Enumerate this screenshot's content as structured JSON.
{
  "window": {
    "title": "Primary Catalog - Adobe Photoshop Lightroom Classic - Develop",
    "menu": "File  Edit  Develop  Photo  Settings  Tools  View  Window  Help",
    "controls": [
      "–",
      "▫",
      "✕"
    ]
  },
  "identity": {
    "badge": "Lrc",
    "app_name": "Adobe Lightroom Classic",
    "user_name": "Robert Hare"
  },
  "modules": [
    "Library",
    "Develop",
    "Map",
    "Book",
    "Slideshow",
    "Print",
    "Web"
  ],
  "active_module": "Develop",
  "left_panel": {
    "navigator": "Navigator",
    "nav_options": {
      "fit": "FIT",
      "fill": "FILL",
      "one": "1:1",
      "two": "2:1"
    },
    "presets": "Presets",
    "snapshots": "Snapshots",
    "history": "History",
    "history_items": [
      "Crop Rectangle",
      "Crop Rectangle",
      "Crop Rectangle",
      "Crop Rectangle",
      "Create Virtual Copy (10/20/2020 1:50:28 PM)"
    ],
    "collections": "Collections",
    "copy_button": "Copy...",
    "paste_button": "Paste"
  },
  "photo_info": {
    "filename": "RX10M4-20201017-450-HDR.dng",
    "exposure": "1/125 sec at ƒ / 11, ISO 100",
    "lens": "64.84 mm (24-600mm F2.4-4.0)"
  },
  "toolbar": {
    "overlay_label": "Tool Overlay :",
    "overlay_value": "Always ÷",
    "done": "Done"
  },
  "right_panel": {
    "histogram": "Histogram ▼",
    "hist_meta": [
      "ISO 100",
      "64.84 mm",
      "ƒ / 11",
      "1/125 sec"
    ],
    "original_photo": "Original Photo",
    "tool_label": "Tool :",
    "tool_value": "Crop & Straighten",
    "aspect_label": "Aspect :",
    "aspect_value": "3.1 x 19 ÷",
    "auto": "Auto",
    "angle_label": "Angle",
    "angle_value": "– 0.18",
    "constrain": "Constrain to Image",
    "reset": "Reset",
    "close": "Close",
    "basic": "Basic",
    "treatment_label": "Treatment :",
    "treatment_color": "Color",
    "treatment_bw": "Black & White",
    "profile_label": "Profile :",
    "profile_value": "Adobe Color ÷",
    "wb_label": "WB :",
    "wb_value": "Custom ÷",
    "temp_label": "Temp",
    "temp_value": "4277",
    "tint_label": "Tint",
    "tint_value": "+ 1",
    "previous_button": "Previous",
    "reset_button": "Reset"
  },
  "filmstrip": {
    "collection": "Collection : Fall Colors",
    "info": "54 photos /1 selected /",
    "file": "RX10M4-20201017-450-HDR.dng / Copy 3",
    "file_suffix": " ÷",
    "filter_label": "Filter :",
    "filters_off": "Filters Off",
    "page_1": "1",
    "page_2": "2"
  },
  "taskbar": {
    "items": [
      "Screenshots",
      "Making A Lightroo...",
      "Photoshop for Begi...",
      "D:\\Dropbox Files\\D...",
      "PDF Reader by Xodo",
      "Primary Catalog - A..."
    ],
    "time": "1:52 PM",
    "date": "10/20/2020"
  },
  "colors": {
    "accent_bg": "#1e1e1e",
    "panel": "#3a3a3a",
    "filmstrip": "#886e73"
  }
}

■ ■ ■

DIRECTIONS FOR THIS TASK ▸ Your task is to reproduce the whole listing exactly.

OUTPUT FOR THIS EXERCISE ▸
Enumerate this screenshot's content as structured JSON.
{
  "window": {
    "title": "Primary Catalog - Adobe Photoshop Lightroom Classic - Develop",
    "menu": "File  Edit  Develop  Photo  Settings  Tools  View  Window  Help",
    "controls": [
      "–",
      "▫",
      "✕"
    ]
  },
  "identity": {
    "badge": "Lrc",
    "app_name": "Adobe Lightroom Classic",
    "user_name": "Robert Hare"
  },
  "modules": [
    "Library",
    "Develop",
    "Map",
    "Book",
    "Slideshow",
    "Print",
    "Web"
  ],
  "active_module": "Develop",
  "left_panel": {
    "navigator": "Navigator",
    "nav_options": {
      "fit": "FIT",
      "fill": "FILL",
      "one": "1:1",
      "two": "2:1"
    },
    "presets": "Presets",
    "snapshots": "Snapshots",
    "history": "History",
    "history_items": [
      "Crop Rectangle",
      "Crop Rectangle",
      "Crop Rectangle",
      "Crop Rectangle",
      "Create Virtual Copy (10/20/2020 1:50:28 PM)"
    ],
    "collections": "Collections",
    "copy_button": "Copy...",
    "paste_button": "Paste"
  },
  "photo_info": {
    "filename": "RX10M4-20201017-450-HDR.dng",
    "exposure": "1/125 sec at ƒ / 11, ISO 100",
    "lens": "64.84 mm (24-600mm F2.4-4.0)"
  },
  "toolbar": {
    "overlay_label": "Tool Overlay :",
    "overlay_value": "Always ÷",
    "done": "Done"
  },
  "right_panel": {
    "histogram": "Histogram ▼",
    "hist_meta": [
      "ISO 100",
      "64.84 mm",
      "ƒ / 11",
      "1/125 sec"
    ],
    "original_photo": "Original Photo",
    "tool_label": "Tool :",
    "tool_value": "Crop & Straighten",
    "aspect_label": "Aspect :",
    "aspect_value": "3.1 x 19 ÷",
    "auto": "Auto",
    "angle_label": "Angle",
    "angle_value": "– 0.18",
    "constrain": "Constrain to Image",
    "reset": "Reset",
    "close": "Close",
    "basic": "Basic",
    "treatment_label": "Treatment :",
    "treatment_color": "Color",
    "treatment_bw": "Black & White",
    "profile_label": "Profile :",
    "profile_value": "Adobe Color ÷",
    "wb_label": "WB :",
    "wb_value": "Custom ÷",
    "temp_label": "Temp",
    "temp_value": "4277",
    "tint_label": "Tint",
    "tint_value": "+ 1",
    "previous_button": "Previous",
    "reset_button": "Reset"
  },
  "filmstrip": {
    "collection": "Collection : Fall Colors",
    "info": "54 photos /1 selected /",
    "file": "RX10M4-20201017-450-HDR.dng / Copy 3",
    "file_suffix": " ÷",
    "filter_label": "Filter :",
    "filters_off": "Filters Off",
    "page_1": "1",
    "page_2": "2"
  },
  "taskbar": {
    "items": [
      "Screenshots",
      "Making A Lightroo...",
      "Photoshop for Begi...",
      "D:\\Dropbox Files\\D...",
      "PDF Reader by Xodo",
      "Primary Catalog - A..."
    ],
    "time": "1:52 PM",
    "date": "10/20/2020"
  },
  "colors": {
    "accent_bg": "#1e1e1e",
    "panel": "#3a3a3a",
    "filmstrip": "#886e73"
  }
}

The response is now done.